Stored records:
- - -

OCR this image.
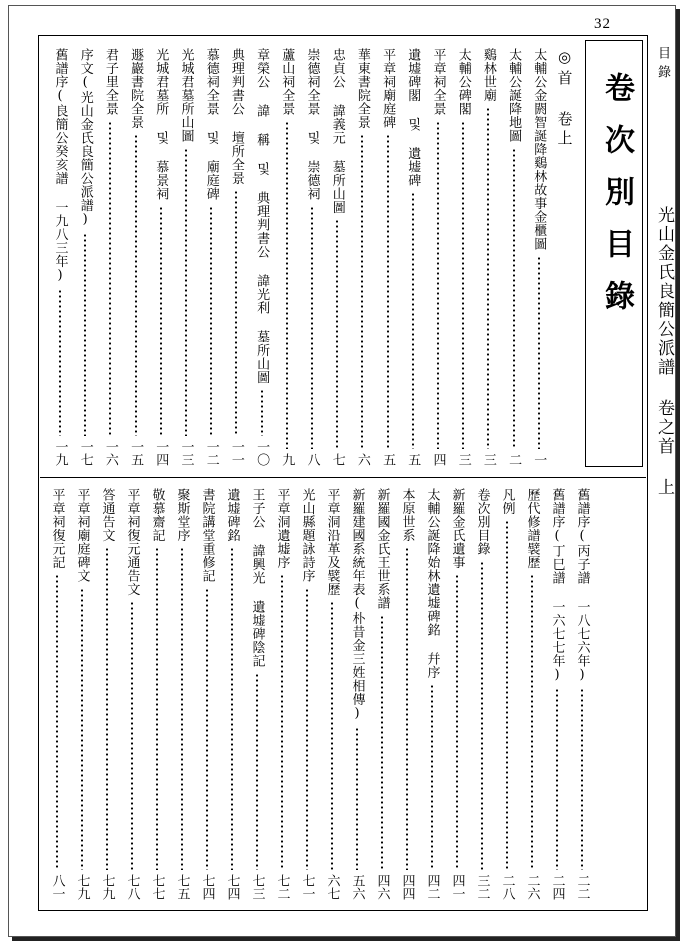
32
目錄
光山金氏良簡公派譜 卷之首
上
卷次別目錄
◎首 卷上
太輔公金閼智誕降鷄林故事金櫃圖
一
太輔公誕降地圖
二
鷄林世廟
三
太輔公碑閣
三
平章祠全景
四
遺墟碑閣 및 遺墟碑
五
平章祠廟庭碑
五
華東書院全景
六
忠貞公 諱義元 墓所山圖
七
崇德祠全景 및 崇德祠
八
蘆山祠全景
九
章榮公 諱 稱 및 典理判書公 諱光利 墓所山圖
一〇
典理判書公 壇所全景
一一
慕德祠全景 및 廟庭碑
一二
光城君墓所山圖
一三
光城君墓所 및 慕景祠
一四
遯巖書院全景
一五
君子里全景
一六
序文(光山金氏良簡公派譜)
一七
舊譜序(良簡公癸亥譜 一九八三年)
一九
舊譜序(丙子譜 一八七六年)
二二
舊譜序(丁巳譜 一六七七年)
二四
歷代修譜襞歷
二六
凡例
二八
卷次別目錄
三二
新羅金氏遺事
四一
太輔公誕降始林遺墟碑銘 幷序
四二
本原世系
四四
新羅國金氏王世系譜
四六
新羅建國系統年表(朴昔金三姓相傳)
五六
平章洞沿革及襞歷
六七
光山縣題詠詩序
七一
平章洞遺墟序
七二
王子公 諱興光 遺墟碑陰記
七三
遺墟碑銘
七四
書院講堂重修記
七四
聚斯堂序
七五
敬慕齋記
七七
平章祠復元通告文
七八
答通告文
七九
平章祠廟庭碑文
七九
平章祠復元記
八一
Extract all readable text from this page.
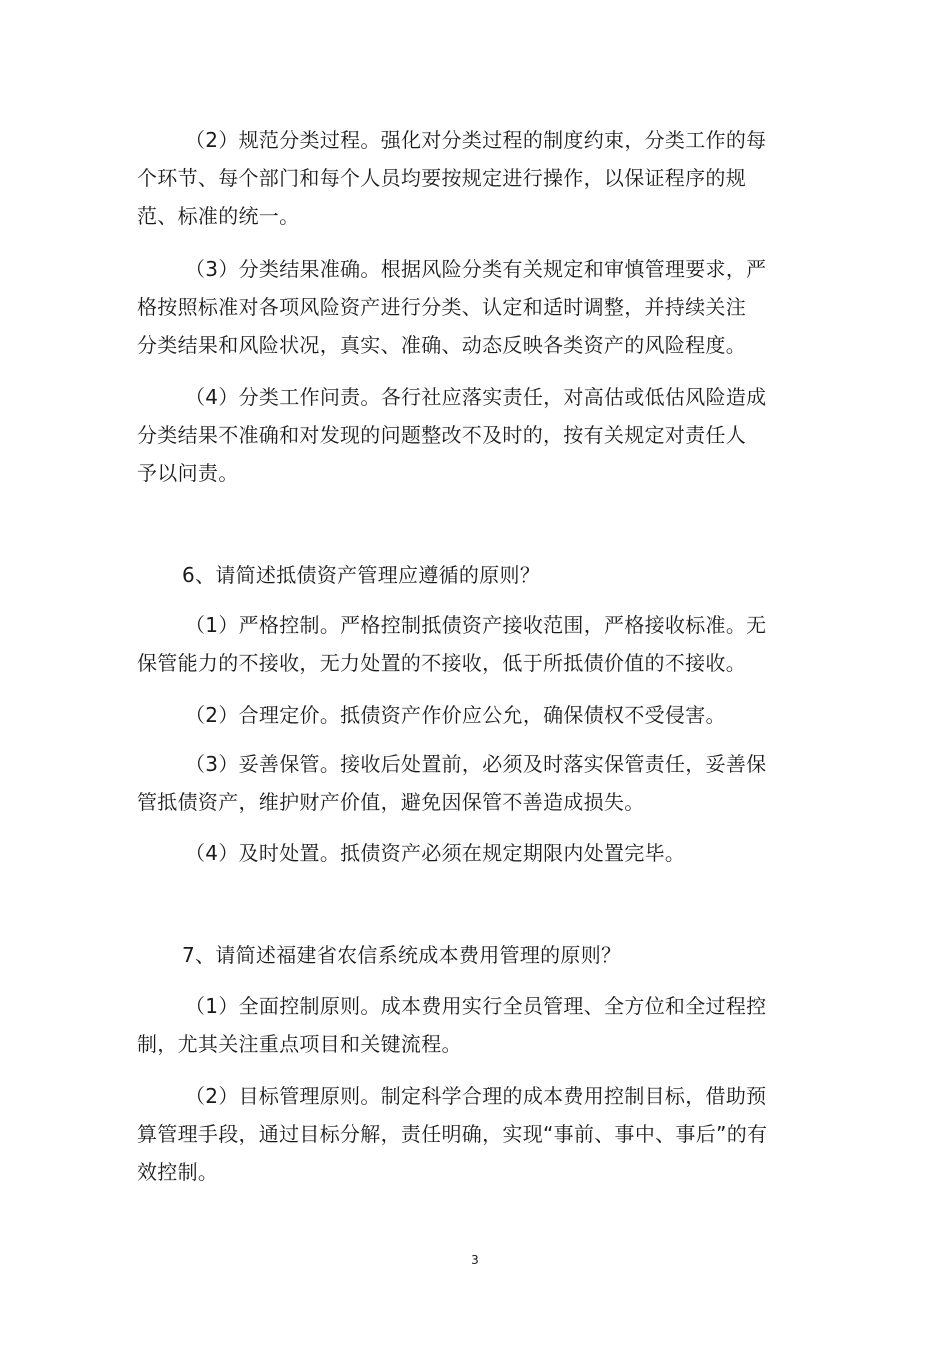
（2）规范分类过程。强化对分类过程的制度约束，分类工作的每
个环节、每个部门和每个人员均要按规定进行操作，以保证程序的规
范、标准的统一。
（3）分类结果准确。根据风险分类有关规定和审慎管理要求，严
格按照标准对各项风险资产进行分类、认定和适时调整，并持续关注
分类结果和风险状况，真实、准确、动态反映各类资产的风险程度。
（4）分类工作问责。各行社应落实责任，对高估或低估风险造成
分类结果不准确和对发现的问题整改不及时的，按有关规定对责任人
予以问责。
6、请简述抵债资产管理应遵循的原则？
（1）严格控制。严格控制抵债资产接收范围，严格接收标准。无
保管能力的不接收，无力处置的不接收，低于所抵债价值的不接收。
（2）合理定价。抵债资产作价应公允，确保债权不受侵害。
（3）妥善保管。接收后处置前，必须及时落实保管责任，妥善保
管抵债资产，维护财产价值，避免因保管不善造成损失。
（4）及时处置。抵债资产必须在规定期限内处置完毕。
7、请简述福建省农信系统成本费用管理的原则？
（1）全面控制原则。成本费用实行全员管理、全方位和全过程控
制，尤其关注重点项目和关键流程。
（2）目标管理原则。制定科学合理的成本费用控制目标，借助预
算管理手段，通过目标分解，责任明确，实现“事前、事中、事后”的有
效控制。
3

- - -

- _Your objective_
Work through the listing above and report how many lines include the string "this", with no other text.

- _Final result_
2